That isn’t the case here. First there is a tremendous amount of supportive data that says Kent Haslam has a plan, he knows how to effect the type of change necessary and who to lead those individual programs. He has hired a bevy of office personnel, several coaches and overseen transformation of an athletic department out of a mom and pop operation into one that will help each of its individual athletic programs and mission succeed in both the short term, and in the long term. He doesn’t need to be muscled by a bunch of petulant boosters who have capital only in the monetary sense to promote a political agenda that isn’t backed up actual facts. At least facts that are defensible in an objective sense of the word.

Despite the impression otherwise, Stitt doesn’t win at Mines with the personnel he had without understanding how to make it work within the unequal academic expectations of his peer institutions. Stitt may not be everything and a bag of chips, he may not even Beau Baldwin, but he was longitudinally able have success in a place that was not the easiest place to have success. Stitt has shown a willingness to think outside of the box, to eschew traditional modalities (which makes him a fan in my world) and to take ownership for his and his staff’s own short comings.

====================

**ASSIGNED TASK**. According to the excerpt, into what kind of operation did Kent Haslam oversee the transformation of the athletic department?

====================

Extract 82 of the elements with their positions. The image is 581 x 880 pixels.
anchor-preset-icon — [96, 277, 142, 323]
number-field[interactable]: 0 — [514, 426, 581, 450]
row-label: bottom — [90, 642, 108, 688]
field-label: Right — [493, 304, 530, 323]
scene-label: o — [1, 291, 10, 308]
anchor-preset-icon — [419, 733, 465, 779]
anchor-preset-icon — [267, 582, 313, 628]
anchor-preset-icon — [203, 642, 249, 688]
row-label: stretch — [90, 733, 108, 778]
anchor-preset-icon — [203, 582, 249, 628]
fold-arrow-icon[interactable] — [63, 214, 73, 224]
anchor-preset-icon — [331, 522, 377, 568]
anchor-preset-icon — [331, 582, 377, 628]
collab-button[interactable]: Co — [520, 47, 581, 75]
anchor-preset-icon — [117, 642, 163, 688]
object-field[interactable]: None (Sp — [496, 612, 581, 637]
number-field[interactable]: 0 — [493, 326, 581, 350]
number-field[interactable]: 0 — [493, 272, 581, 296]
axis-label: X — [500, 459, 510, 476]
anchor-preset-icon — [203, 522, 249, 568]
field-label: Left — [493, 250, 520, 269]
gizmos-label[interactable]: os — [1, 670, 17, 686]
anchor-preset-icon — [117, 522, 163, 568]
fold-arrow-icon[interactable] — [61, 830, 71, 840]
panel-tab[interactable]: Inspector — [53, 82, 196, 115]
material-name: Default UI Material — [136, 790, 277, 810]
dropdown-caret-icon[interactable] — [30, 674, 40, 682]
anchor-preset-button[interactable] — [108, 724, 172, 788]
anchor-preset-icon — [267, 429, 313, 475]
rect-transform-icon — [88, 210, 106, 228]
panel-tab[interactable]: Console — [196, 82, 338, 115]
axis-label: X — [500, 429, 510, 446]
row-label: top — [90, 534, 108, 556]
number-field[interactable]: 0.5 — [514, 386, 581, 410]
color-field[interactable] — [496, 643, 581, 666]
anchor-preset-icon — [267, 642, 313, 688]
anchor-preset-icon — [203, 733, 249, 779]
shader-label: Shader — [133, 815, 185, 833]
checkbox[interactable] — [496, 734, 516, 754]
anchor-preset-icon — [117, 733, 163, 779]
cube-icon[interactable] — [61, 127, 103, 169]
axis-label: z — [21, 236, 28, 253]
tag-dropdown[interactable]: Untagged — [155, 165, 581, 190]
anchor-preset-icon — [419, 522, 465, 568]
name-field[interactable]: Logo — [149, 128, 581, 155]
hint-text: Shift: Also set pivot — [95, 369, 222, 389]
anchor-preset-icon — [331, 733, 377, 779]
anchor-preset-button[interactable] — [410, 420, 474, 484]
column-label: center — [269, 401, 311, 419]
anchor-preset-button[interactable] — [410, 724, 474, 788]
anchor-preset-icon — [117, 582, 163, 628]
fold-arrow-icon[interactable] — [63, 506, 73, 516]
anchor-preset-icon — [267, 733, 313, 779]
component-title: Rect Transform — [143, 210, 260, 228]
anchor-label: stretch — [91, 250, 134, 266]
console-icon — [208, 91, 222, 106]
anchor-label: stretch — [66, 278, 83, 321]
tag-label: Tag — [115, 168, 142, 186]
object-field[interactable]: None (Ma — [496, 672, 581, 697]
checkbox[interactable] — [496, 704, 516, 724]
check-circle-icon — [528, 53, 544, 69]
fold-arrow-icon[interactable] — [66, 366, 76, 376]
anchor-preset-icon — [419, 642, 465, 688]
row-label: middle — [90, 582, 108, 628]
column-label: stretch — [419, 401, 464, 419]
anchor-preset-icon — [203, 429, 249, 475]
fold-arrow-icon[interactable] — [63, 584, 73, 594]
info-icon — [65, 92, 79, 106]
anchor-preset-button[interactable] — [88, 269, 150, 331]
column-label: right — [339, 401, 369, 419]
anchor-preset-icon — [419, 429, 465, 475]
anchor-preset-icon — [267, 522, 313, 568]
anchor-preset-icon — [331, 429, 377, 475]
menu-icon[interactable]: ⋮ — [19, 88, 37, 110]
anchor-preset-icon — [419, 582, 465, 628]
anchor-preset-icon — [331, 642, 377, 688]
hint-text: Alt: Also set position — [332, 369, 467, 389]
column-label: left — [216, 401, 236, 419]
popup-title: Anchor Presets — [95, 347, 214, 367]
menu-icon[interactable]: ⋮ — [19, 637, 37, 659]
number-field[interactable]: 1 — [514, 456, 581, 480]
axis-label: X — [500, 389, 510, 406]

====================

**RESULT FOR THIS TASK**. He transformed it from a mom and pop operation into one that will help each of its individual athletic programs and mission succeed in both the short term and the long term.